GIVEN TASK | Look for the string "Adolfine" and copy every line that has it.

— start of DATA IN THIS EXERCISE —

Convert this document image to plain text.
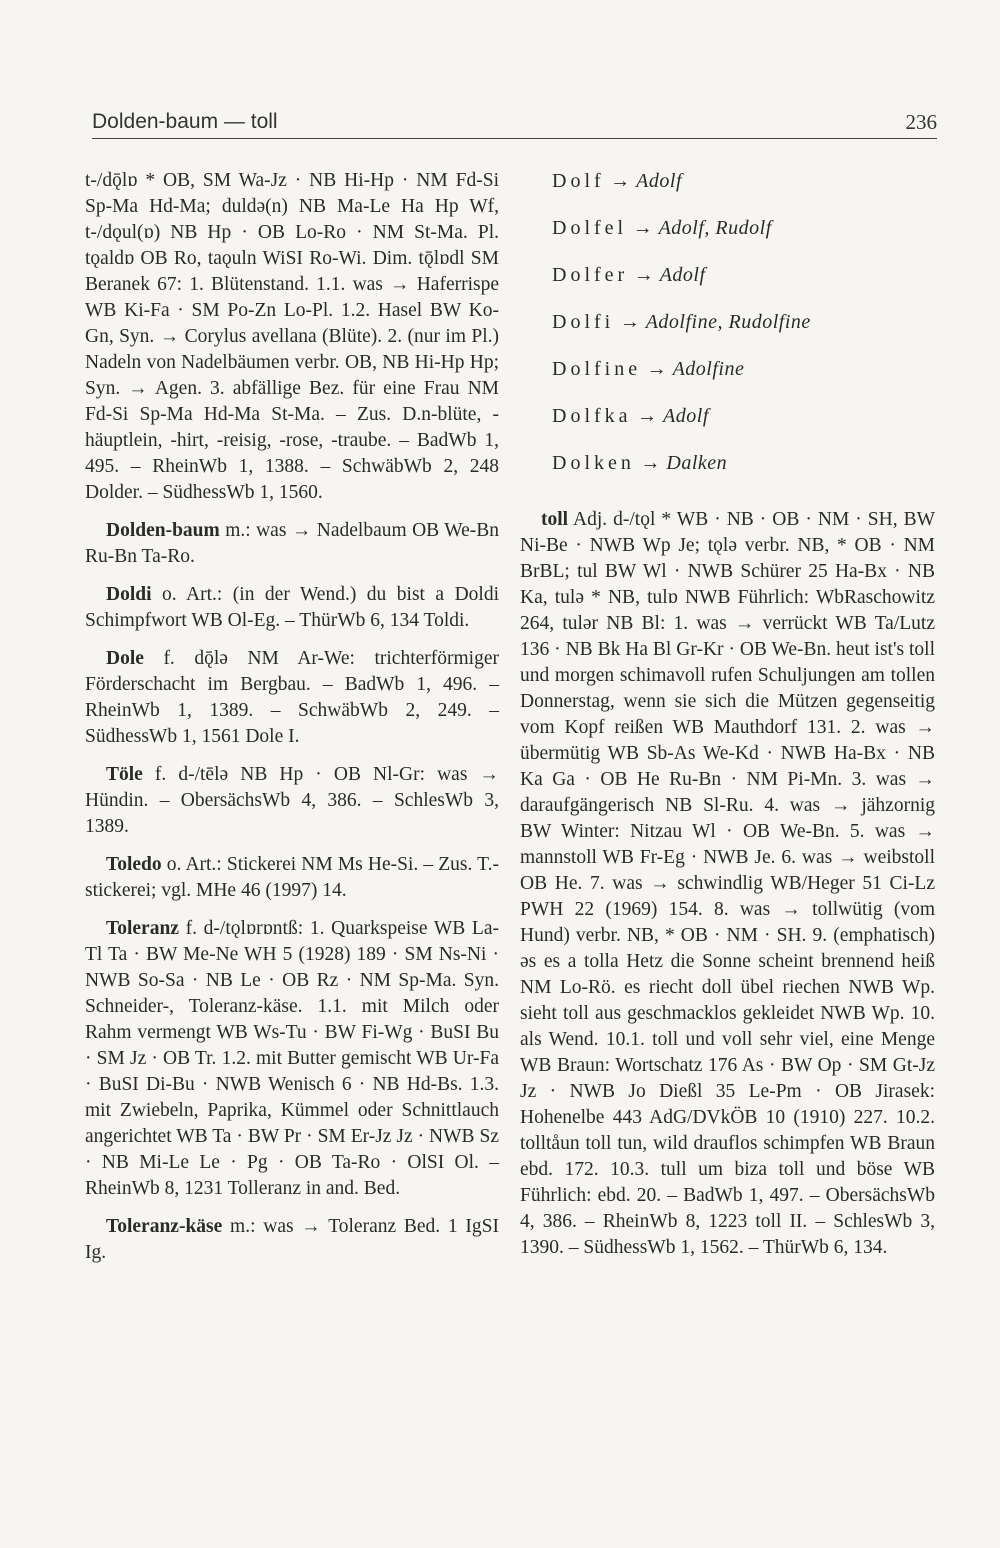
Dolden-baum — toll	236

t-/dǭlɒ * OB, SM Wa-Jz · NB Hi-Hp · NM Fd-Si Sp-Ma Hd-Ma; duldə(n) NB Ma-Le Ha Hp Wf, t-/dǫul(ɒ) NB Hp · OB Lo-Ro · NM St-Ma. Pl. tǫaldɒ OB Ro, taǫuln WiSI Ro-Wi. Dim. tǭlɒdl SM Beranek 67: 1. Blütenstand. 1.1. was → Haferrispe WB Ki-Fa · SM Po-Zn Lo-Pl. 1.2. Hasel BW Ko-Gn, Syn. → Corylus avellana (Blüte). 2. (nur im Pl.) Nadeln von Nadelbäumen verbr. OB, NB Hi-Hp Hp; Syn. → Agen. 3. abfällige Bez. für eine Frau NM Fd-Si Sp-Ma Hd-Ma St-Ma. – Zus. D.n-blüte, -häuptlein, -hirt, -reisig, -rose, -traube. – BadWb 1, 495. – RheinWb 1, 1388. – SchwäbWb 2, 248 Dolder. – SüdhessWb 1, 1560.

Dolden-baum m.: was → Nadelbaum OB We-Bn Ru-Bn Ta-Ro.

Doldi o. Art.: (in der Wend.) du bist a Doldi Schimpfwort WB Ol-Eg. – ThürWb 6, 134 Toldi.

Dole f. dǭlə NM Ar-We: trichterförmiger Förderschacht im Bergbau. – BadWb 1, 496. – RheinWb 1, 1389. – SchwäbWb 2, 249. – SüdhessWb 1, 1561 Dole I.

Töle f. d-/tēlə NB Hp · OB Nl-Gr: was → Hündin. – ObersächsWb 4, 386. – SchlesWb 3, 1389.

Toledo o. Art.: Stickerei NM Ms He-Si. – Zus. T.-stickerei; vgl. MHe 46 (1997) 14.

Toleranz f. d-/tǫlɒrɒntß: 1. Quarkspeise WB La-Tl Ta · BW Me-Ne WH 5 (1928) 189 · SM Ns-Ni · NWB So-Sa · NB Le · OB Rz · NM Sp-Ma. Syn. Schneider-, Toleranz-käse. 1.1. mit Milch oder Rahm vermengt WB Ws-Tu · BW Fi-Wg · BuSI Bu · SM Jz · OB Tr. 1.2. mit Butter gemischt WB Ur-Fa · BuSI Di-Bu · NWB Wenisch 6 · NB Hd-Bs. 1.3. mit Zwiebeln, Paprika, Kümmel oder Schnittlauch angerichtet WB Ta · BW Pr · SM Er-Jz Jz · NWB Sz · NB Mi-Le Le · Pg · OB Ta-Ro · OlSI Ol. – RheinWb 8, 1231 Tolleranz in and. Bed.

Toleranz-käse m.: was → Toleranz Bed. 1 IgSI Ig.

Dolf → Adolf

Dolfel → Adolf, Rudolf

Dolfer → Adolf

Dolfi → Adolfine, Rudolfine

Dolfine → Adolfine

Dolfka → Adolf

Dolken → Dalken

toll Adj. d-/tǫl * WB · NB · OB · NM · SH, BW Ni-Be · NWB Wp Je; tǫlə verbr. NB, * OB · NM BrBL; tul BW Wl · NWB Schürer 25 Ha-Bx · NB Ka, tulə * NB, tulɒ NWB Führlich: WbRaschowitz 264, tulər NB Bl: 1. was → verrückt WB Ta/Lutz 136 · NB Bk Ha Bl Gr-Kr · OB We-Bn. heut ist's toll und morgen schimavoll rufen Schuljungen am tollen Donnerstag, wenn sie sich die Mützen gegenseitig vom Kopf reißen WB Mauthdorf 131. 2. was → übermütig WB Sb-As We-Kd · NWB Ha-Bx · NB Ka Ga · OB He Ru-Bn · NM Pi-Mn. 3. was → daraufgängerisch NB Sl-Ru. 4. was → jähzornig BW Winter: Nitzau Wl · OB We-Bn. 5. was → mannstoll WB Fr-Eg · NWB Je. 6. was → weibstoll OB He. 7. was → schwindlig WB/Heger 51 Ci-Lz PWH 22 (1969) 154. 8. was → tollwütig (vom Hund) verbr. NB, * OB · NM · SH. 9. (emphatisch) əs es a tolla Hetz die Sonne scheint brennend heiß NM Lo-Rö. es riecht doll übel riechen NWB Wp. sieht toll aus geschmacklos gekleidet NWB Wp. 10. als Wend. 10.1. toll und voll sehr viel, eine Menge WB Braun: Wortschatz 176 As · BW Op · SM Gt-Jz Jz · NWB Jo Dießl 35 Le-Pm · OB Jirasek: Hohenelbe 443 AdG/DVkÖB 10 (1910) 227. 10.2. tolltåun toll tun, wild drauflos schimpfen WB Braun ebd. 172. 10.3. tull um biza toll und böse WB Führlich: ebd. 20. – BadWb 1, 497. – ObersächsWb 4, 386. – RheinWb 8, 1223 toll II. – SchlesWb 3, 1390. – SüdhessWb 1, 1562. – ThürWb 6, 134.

— end of DATA IN THIS EXERCISE —

RESULT |
Dolfi → Adolfine, Rudolfine
Dolfine → Adolfine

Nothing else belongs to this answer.